Segment de document:
Nous ne devons pas nous limiter au présent, car la RCA est en voie de développement. Une constitution qui protège l’intérêt général et confère aux Centrafricains un droit absolu sur leur nation garantit un avenir plus prometteur. Le peuple ne doit pas céder à l’égoïsme politique, car ce pays n’appartient ni à un groupe ethnique ni à un parti politique. Ceux qui ont élaboré la toute première constitution centrafricaine ne sont plus en poste, ni au pouvoir ni dans la gouvernance. Par conséquent, il est erroné de penser que le gouvernement actuel s’approprie la RCA. Il s’agit plutôt de renforcer la protection de notre bien commun, la RCA. Le peuple centrafricain ne doit plus se laisser manipuler, et il est de notre devoir collectif de veiller à la souveraineté de notre nation et à la liberté fondamentale du peuple. Quant au bilan du président en exercice, je ne prétends pas être la personne la mieux qualifiée pour le juger en profondeur. Cependant, je peux faire quelques observations.

Consigne 1: D'après le texte sur la constitution centrafricaine, pourquoi est-il erroné de penser que le gouvernement actuel s'approprie la RCA ? Répondez en une à trois phrases.
Consigne 2: Poursuivez le texte sur la constitution centrafricaine en partant de sa dernière phrase.
Les entrées ci-après constituent un matériau indépendant du texte sur la constitution centrafricaine.

Enregistrements d'annotation spatiale:
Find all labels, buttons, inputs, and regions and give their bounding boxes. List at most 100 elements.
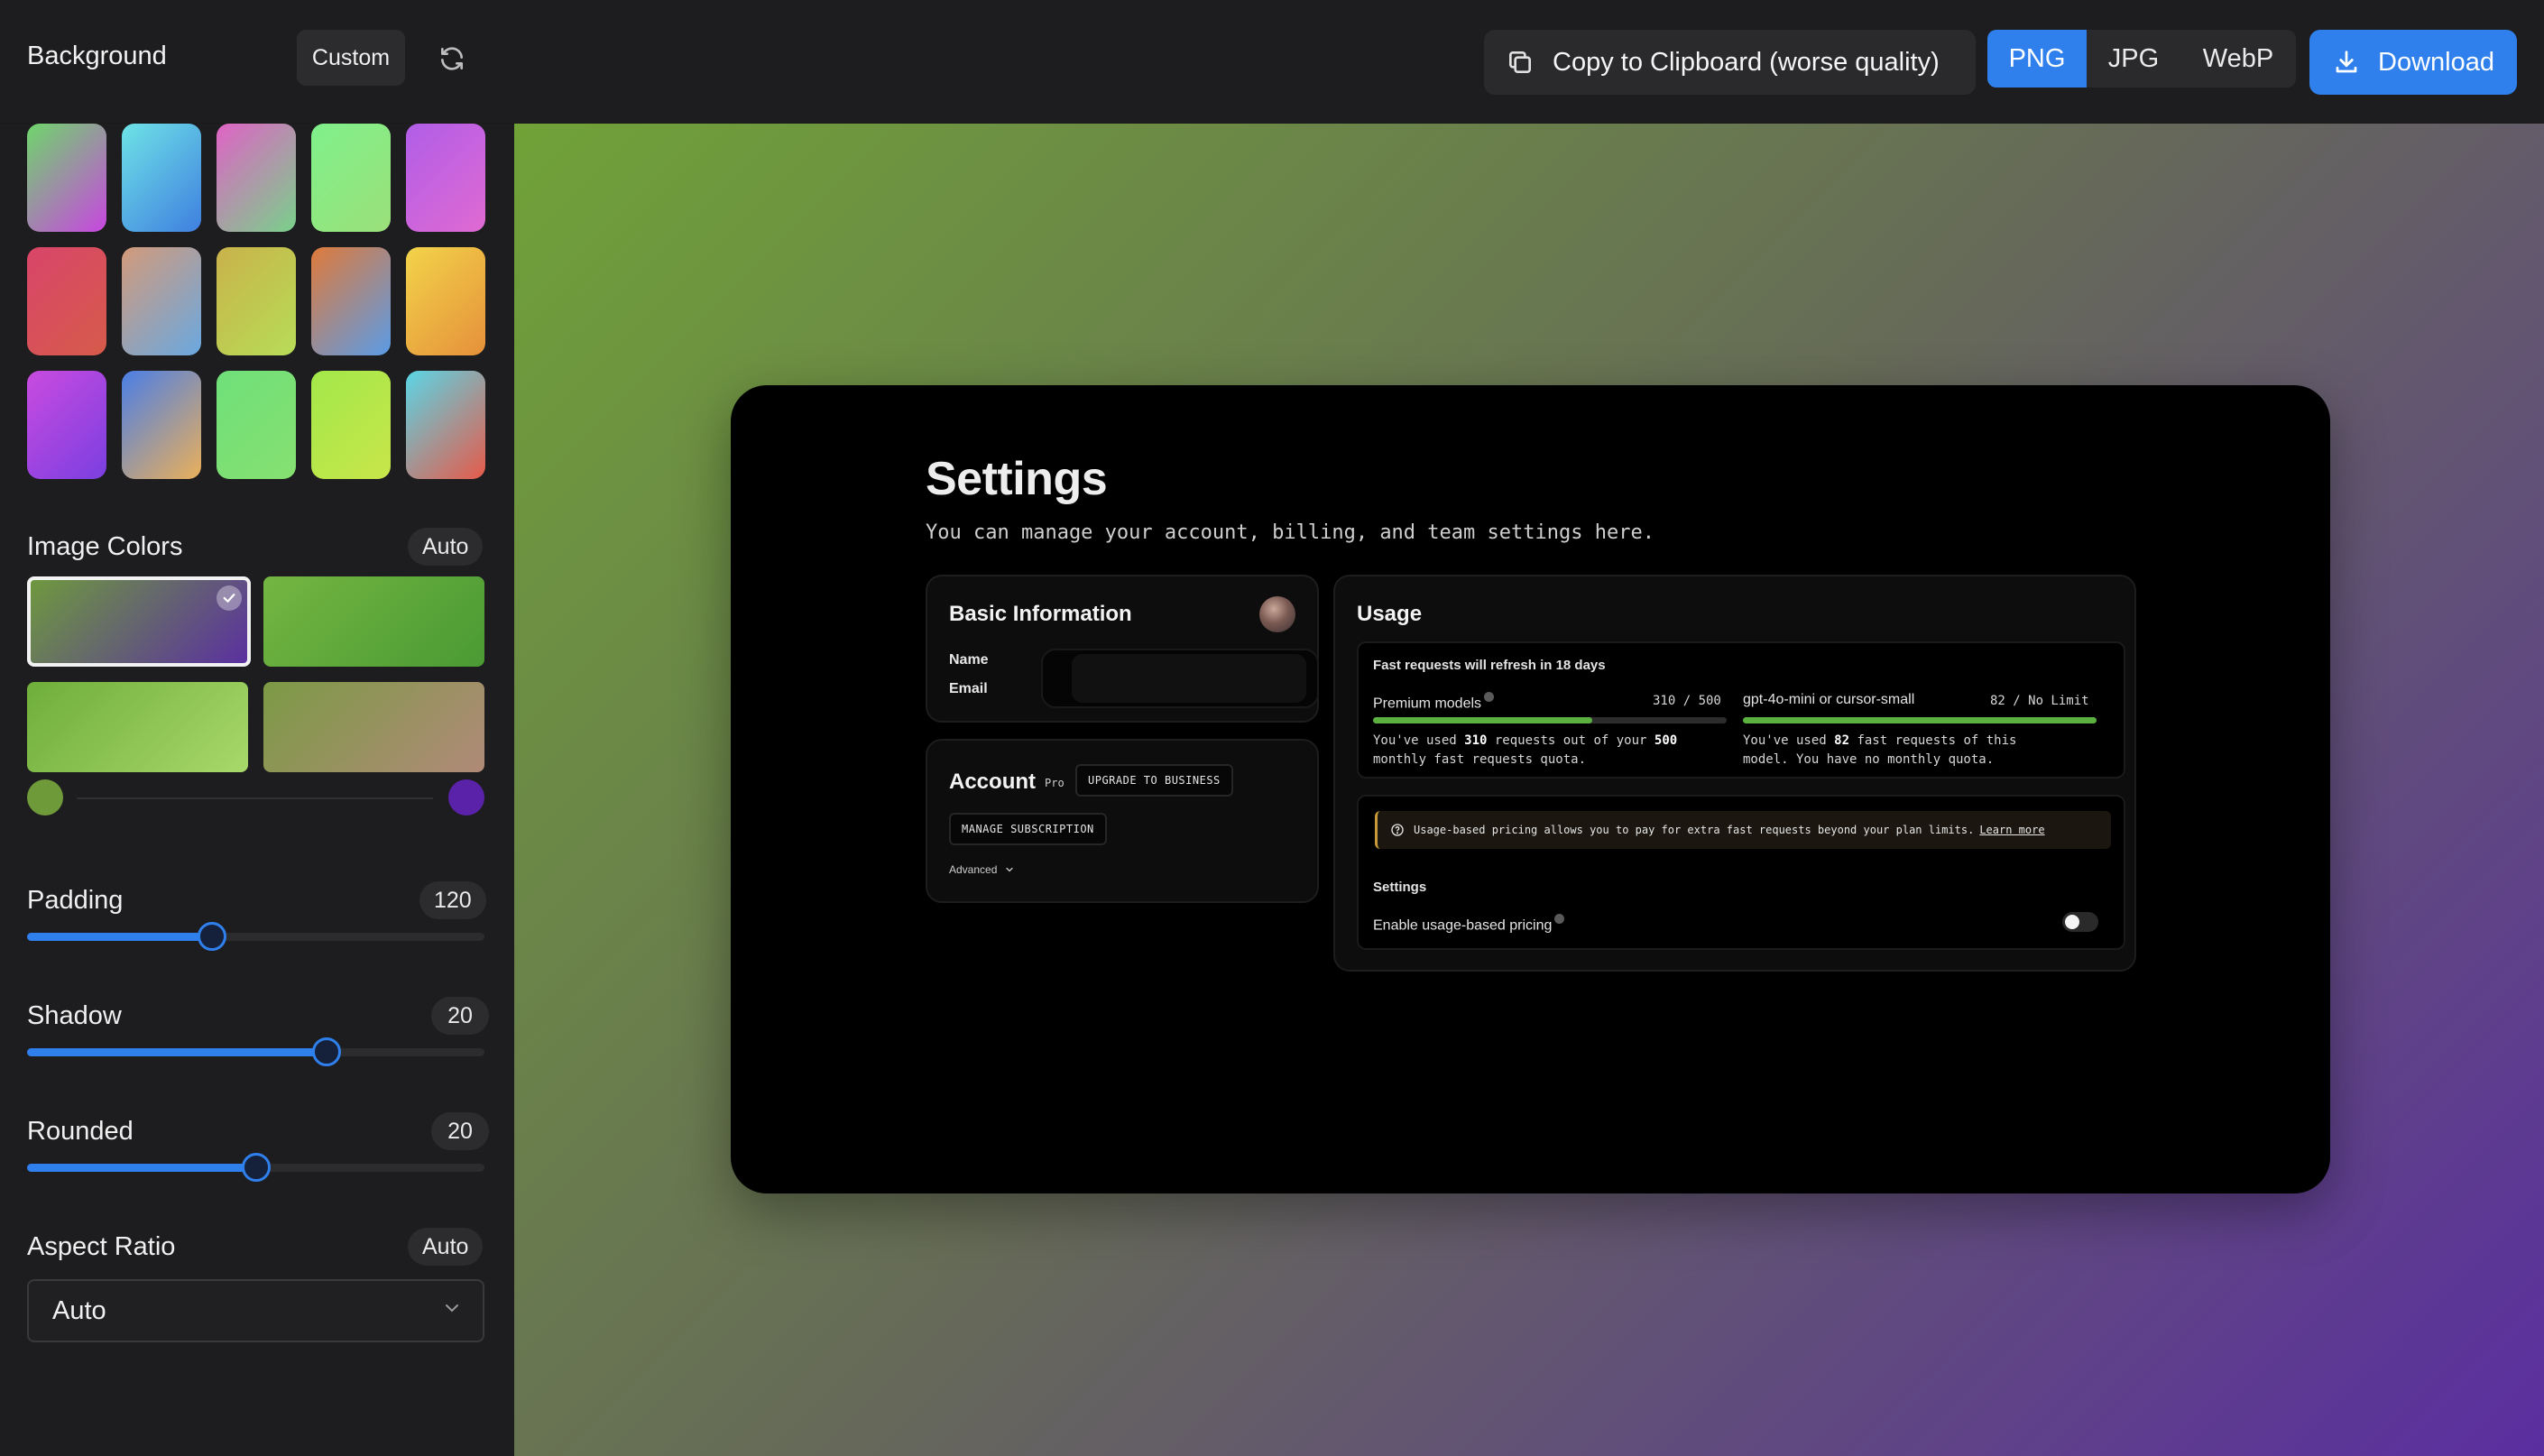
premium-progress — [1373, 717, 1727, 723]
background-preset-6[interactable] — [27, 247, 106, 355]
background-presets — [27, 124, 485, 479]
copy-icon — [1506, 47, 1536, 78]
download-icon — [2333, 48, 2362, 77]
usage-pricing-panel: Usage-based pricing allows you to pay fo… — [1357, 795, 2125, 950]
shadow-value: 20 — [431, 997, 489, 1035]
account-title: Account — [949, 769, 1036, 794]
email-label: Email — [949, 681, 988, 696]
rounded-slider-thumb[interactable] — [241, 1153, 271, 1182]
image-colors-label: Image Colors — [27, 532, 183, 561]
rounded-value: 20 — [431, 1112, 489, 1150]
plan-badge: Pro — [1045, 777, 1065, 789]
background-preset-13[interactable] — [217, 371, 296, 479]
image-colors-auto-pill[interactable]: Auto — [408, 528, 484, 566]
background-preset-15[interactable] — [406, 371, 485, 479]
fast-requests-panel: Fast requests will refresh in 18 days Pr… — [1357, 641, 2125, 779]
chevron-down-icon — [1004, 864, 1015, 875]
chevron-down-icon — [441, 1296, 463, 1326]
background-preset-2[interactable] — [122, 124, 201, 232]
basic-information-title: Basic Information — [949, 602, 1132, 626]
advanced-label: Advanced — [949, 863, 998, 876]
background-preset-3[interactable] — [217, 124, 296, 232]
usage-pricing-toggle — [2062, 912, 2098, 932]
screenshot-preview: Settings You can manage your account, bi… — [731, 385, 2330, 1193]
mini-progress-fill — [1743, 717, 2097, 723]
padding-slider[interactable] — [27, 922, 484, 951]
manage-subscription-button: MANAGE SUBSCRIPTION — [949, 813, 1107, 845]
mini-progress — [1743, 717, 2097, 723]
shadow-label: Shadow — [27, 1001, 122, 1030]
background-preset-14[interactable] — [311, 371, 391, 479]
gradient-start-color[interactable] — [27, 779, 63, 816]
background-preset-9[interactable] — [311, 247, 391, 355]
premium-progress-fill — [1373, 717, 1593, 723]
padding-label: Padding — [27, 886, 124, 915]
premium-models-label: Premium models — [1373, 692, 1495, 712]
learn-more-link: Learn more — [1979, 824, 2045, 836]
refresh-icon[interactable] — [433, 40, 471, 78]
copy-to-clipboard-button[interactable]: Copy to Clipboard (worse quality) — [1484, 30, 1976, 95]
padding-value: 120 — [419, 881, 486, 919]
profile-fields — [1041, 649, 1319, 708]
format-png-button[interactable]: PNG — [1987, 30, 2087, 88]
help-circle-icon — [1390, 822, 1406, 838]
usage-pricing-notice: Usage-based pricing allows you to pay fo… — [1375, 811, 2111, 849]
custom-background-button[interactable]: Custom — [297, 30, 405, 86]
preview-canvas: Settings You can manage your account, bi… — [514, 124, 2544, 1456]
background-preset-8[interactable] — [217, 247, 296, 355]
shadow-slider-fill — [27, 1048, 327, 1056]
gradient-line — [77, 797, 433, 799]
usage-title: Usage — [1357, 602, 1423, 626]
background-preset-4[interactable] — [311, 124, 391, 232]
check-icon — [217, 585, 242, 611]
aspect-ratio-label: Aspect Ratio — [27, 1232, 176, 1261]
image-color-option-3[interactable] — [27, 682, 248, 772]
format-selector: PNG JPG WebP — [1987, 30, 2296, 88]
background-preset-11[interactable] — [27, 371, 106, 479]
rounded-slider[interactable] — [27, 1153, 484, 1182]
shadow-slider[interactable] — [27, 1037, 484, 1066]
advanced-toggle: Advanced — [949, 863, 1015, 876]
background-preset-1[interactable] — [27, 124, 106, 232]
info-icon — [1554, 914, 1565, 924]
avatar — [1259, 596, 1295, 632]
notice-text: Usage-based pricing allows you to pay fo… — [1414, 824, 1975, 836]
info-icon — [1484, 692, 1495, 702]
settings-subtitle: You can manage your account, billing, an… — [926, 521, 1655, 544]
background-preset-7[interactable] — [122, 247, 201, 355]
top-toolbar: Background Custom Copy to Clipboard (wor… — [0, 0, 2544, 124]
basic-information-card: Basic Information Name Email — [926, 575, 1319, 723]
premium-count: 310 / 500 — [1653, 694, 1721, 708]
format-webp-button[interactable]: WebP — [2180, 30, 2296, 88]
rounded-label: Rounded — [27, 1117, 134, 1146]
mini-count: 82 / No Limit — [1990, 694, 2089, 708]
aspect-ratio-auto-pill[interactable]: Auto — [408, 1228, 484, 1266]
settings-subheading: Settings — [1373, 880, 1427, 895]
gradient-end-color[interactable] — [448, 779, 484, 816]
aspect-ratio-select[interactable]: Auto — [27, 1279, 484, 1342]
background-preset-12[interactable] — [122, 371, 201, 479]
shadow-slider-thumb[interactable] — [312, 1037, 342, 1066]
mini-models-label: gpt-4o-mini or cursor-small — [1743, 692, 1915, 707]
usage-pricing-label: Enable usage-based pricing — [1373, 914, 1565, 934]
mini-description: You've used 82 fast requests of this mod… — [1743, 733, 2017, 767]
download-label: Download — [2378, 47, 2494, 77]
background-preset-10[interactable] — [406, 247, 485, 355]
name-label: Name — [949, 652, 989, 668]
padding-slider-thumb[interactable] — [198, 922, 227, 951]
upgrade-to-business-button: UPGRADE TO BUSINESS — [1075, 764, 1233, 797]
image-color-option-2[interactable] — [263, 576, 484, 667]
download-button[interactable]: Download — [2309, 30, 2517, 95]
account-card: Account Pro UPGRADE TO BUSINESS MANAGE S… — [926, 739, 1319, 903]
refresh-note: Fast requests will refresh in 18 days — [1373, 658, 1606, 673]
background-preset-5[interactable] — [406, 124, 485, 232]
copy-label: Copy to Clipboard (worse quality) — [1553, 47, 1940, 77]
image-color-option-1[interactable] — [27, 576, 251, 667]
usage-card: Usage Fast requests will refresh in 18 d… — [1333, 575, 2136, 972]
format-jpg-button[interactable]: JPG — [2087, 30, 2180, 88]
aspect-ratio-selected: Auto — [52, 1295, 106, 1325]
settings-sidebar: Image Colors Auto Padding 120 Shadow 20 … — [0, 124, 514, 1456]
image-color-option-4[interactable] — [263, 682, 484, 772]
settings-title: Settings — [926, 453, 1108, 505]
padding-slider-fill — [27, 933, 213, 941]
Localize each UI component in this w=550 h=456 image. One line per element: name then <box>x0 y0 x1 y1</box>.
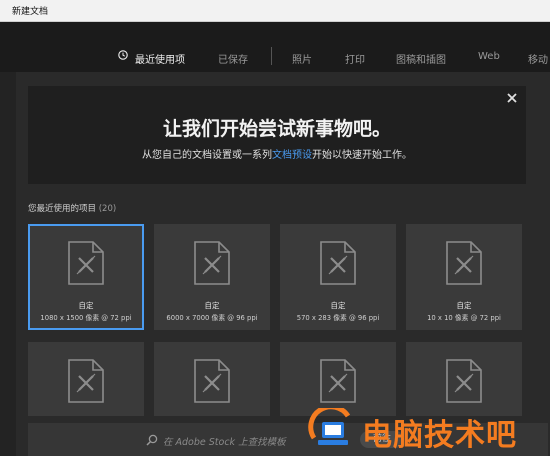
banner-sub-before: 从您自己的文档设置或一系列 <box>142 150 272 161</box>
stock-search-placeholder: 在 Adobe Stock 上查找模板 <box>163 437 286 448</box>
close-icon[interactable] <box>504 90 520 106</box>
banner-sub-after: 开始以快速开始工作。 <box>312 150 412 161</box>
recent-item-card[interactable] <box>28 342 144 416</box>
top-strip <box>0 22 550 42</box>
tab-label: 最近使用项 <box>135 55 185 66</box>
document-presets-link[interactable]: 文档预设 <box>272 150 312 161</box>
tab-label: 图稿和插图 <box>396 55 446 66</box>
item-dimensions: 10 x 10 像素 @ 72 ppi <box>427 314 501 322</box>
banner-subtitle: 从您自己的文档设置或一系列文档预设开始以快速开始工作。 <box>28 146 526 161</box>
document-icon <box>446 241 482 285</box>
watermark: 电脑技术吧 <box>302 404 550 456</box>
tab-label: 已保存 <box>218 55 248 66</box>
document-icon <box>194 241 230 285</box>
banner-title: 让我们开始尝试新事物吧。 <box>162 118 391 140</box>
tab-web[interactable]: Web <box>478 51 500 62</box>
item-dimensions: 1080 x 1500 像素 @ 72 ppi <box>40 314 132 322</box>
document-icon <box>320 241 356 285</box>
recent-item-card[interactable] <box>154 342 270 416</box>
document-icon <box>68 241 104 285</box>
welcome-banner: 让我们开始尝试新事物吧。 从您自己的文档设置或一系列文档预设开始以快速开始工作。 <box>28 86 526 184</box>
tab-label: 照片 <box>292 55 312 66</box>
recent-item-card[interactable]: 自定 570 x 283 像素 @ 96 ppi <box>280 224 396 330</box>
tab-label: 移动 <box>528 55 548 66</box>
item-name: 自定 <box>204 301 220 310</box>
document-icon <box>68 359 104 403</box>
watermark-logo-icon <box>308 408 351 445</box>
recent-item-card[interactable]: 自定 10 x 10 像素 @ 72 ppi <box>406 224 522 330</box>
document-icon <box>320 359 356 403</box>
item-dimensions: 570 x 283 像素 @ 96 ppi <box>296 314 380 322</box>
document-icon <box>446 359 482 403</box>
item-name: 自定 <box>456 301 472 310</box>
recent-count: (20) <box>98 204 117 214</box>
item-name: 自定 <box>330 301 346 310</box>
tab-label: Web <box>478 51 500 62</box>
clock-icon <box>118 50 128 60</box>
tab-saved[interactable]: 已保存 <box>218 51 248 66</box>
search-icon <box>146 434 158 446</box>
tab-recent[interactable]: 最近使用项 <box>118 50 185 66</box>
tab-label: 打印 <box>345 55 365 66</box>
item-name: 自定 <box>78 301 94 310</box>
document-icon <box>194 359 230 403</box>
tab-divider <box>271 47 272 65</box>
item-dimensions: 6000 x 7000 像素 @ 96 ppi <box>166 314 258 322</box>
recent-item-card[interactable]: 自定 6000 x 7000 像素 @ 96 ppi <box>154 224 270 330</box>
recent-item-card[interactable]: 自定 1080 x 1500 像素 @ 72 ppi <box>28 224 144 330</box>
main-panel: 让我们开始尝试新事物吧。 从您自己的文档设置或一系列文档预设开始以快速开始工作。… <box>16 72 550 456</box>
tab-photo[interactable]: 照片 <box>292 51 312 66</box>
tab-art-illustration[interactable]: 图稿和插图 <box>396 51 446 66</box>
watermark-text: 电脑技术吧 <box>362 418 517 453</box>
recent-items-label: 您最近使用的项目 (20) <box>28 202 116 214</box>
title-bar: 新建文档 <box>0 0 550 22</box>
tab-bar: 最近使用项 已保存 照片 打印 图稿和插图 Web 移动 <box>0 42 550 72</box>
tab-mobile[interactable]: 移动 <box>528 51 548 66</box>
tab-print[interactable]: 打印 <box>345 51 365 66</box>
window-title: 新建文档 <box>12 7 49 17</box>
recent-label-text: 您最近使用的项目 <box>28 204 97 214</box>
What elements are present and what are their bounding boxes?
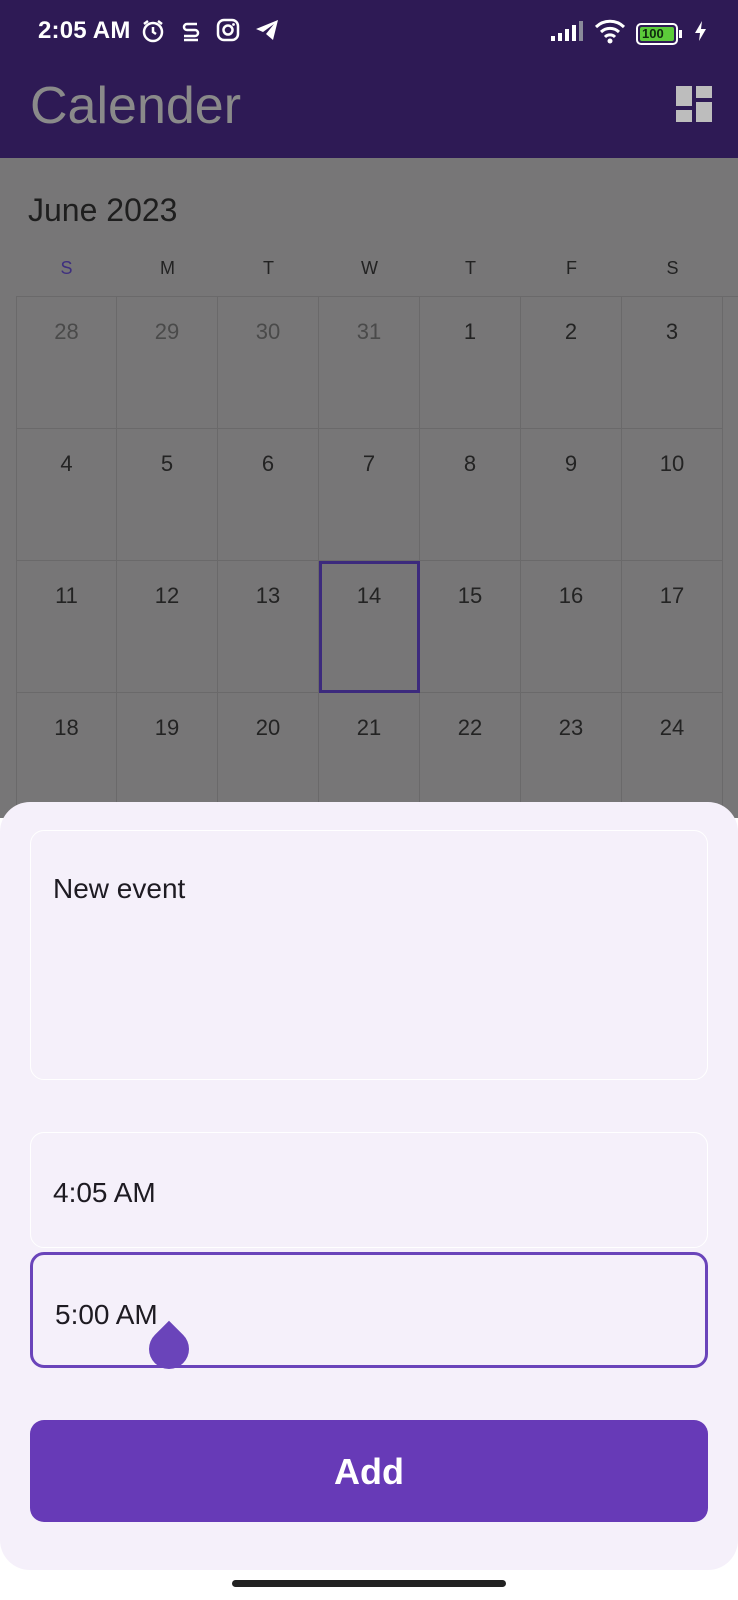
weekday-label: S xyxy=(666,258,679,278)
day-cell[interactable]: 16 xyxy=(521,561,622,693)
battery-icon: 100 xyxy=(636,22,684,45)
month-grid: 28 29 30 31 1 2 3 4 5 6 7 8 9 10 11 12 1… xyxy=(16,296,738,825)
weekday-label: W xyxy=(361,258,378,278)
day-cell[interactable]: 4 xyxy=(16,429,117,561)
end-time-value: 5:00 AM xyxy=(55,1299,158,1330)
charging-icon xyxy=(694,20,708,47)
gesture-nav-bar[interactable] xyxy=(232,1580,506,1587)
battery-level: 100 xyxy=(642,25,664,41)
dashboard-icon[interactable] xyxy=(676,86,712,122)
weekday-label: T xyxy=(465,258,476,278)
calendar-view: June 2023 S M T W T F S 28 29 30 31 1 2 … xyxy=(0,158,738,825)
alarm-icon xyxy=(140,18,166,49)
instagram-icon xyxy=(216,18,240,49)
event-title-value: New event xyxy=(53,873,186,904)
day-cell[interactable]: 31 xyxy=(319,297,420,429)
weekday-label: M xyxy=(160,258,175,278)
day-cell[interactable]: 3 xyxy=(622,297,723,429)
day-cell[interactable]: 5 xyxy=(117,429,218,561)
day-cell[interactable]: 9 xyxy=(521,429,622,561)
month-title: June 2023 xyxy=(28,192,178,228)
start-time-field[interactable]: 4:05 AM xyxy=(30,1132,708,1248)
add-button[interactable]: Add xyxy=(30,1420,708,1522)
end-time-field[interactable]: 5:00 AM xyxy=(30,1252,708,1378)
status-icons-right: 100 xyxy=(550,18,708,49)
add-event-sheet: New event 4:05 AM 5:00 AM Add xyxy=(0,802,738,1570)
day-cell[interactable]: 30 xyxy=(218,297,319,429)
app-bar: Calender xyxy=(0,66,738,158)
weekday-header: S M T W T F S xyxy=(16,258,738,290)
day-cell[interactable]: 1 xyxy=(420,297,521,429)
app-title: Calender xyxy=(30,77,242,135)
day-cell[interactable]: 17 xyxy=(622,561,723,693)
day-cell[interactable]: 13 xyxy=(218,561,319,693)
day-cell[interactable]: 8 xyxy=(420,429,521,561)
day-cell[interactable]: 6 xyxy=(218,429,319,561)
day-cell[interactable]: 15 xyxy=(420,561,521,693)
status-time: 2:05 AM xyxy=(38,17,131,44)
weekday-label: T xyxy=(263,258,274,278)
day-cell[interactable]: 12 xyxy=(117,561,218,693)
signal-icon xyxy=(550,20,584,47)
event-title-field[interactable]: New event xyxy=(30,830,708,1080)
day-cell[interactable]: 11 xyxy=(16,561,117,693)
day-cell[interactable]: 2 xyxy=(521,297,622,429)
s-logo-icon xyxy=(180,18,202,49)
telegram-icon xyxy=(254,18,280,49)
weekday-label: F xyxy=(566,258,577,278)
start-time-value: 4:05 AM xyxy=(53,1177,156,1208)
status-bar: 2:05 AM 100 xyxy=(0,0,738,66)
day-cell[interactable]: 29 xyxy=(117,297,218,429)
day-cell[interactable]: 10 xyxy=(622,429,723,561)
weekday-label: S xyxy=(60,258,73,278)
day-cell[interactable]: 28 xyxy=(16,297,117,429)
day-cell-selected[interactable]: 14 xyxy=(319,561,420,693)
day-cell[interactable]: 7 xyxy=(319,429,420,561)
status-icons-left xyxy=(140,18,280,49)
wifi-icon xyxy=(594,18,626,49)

Production attendue 1: Ceux qui ont élaboré la toute première constitution centrafricaine ne sont plus en poste, ni au pouvoir ni dans la gouvernance. Il s'agit donc non pas d'une appropriation du pays par le gouvernement actuel, mais du renforcement de la protection du bien commun qu'est la RCA.

Production attendue 2:
La capitale centrafricaine, Bangui, connaît actuellement une transformation majeure, avec de nouveaux bâtiments et infrastructures émergeant chaque mois. Les routes et les rues continuent d’être modernisées. Dans les régions reculées, les activités reprennent, permettant aux gens de circuler librement et aux artistes de se produire aussi bien dans la capitale que dans les provinces. Le transport vers les pays voisins redevient possible par voie terrestre ou fluviale, reliant ainsi la RCA au Cameroun, au Tchad, aux deux Congo, au Soudan et au Sud-Soudan. Cependant, des défis subsistent, notamment dans le domaine de la santé publique, de l’éducation, de l’accès à l’eau potable et à l’électricité. J’espère sincèrement qu’il y aura une amélioration substantielle à tous les niveaux d’ici la fin de son mandat, offrant ainsi un espoir d’un avenir meilleur au peuple centrafricain. J’ai eu la chance de pratiquer le sport à un niveau très élevé, en devenant champion d’Afrique de Taekwondo et en remportant plusieurs médailles internationales.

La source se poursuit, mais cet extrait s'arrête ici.